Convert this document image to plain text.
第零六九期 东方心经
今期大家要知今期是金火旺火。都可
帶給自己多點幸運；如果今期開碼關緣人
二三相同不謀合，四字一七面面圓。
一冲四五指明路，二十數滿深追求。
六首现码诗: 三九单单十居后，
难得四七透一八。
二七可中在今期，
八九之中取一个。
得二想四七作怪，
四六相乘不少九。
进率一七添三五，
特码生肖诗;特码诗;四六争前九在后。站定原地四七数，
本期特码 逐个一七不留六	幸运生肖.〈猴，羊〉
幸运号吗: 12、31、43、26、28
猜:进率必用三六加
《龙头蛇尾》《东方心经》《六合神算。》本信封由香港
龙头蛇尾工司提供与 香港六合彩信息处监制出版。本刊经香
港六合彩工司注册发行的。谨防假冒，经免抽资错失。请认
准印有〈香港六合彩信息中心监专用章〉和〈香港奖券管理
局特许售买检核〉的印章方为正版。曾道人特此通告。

________

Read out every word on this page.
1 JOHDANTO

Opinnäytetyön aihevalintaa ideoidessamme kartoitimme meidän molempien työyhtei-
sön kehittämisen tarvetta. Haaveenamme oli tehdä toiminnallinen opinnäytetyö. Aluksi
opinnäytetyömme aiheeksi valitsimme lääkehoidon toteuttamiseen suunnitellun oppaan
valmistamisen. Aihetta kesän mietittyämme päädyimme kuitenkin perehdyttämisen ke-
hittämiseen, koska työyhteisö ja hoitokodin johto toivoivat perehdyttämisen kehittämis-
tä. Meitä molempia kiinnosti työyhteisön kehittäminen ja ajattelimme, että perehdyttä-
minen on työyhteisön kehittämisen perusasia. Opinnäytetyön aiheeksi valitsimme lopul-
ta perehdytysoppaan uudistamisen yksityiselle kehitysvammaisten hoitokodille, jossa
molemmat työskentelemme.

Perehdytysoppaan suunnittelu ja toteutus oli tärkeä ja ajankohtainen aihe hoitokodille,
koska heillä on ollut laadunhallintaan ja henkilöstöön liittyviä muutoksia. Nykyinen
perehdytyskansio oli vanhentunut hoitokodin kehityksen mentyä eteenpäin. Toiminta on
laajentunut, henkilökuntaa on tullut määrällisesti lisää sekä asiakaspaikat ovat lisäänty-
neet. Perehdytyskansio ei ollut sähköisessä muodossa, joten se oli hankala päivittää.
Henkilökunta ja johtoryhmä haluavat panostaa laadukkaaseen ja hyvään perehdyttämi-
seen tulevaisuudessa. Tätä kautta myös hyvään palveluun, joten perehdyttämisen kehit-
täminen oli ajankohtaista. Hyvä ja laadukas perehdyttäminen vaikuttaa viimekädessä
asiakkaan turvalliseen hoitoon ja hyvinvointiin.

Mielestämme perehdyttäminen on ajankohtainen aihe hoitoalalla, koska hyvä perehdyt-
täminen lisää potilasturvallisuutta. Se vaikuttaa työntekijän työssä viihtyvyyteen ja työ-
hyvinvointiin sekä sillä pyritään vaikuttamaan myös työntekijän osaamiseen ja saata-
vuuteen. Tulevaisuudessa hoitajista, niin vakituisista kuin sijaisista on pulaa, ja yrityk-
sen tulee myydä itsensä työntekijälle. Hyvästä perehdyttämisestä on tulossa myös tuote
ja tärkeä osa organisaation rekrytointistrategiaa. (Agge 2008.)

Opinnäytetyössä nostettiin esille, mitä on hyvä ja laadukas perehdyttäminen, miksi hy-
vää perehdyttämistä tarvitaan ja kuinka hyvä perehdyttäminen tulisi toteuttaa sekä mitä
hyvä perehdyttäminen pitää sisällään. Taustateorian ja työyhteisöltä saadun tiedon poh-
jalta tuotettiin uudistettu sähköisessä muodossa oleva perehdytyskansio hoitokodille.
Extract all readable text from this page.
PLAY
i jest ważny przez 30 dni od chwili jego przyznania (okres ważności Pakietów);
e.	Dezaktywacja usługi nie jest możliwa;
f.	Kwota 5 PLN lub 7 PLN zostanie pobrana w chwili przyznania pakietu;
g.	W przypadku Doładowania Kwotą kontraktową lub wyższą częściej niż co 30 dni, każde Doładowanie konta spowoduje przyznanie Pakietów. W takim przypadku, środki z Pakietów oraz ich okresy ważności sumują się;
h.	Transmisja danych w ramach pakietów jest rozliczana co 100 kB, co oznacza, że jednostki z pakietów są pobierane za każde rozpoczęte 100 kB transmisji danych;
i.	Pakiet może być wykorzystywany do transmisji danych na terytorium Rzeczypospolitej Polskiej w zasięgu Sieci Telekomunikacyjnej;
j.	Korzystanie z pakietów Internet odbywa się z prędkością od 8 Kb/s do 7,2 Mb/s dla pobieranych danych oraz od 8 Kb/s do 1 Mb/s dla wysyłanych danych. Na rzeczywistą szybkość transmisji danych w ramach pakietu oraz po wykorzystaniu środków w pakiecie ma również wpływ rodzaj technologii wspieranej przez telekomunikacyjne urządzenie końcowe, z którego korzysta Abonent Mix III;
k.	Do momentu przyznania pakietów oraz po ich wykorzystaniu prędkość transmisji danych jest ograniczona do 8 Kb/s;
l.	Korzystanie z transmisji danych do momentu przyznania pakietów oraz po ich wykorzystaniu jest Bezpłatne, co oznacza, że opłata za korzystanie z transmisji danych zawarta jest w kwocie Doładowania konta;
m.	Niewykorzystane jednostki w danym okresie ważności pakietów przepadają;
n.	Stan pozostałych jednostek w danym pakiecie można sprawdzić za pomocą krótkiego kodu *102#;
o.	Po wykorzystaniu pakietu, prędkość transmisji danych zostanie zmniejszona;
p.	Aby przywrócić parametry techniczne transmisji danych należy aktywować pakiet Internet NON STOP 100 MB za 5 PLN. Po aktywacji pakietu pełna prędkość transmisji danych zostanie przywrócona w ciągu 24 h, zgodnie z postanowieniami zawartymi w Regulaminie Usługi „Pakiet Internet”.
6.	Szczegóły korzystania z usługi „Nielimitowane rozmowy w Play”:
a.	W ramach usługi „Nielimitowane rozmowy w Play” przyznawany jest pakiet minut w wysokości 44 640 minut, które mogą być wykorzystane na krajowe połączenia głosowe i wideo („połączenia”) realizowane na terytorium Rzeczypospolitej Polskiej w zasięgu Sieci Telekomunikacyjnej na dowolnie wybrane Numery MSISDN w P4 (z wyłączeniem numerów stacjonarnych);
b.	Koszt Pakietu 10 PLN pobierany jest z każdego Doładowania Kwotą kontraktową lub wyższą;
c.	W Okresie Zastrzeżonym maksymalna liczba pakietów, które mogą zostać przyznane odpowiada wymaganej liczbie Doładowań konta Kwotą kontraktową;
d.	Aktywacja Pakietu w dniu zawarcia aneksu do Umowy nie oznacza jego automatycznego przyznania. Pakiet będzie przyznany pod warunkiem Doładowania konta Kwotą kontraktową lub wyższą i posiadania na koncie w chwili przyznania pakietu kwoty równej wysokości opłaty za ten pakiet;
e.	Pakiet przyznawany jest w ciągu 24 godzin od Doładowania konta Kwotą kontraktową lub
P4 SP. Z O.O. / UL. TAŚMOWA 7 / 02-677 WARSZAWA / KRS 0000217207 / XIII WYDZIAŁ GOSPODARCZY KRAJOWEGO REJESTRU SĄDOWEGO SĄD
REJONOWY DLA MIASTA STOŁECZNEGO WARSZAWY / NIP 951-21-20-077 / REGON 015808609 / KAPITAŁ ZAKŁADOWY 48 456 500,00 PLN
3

________

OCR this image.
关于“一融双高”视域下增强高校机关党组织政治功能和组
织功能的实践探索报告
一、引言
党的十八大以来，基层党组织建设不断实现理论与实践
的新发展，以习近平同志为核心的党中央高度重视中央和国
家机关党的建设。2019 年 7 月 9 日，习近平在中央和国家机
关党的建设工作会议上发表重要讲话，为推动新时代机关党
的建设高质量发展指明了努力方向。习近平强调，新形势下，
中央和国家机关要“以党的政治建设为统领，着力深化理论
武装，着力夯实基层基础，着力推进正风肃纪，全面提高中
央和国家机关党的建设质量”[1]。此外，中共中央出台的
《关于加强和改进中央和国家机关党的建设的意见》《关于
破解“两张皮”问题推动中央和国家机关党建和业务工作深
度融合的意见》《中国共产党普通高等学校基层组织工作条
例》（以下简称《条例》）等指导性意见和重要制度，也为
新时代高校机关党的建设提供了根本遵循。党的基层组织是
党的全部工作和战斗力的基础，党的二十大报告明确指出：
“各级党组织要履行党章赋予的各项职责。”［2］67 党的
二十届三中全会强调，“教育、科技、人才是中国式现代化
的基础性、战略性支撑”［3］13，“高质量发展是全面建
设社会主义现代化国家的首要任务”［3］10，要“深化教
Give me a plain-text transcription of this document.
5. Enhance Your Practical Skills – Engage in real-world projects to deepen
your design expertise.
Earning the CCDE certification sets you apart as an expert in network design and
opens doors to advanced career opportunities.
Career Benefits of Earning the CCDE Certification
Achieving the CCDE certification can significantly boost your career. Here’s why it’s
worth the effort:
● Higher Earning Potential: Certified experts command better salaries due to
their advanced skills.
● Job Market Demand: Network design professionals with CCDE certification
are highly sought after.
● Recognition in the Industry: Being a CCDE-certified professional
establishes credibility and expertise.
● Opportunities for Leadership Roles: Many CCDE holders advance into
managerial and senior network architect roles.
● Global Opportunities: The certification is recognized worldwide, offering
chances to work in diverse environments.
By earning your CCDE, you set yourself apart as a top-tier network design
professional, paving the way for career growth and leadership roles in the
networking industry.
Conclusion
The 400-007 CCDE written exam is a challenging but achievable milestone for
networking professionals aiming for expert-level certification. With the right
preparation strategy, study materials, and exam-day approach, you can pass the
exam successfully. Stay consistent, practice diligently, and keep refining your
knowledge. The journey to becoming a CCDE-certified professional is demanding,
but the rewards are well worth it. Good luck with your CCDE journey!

________

Find every line that has "ollut" in it, then return those lines.

- _REPLY TO THE EXERCISE_:
koska heillä on ollut laadunhallintaan ja henkilöstöön liittyviä muutoksia. Nykyinen
neet. Perehdytyskansio ei ollut sähköisessä muodossa, joten se oli hankala päivittää.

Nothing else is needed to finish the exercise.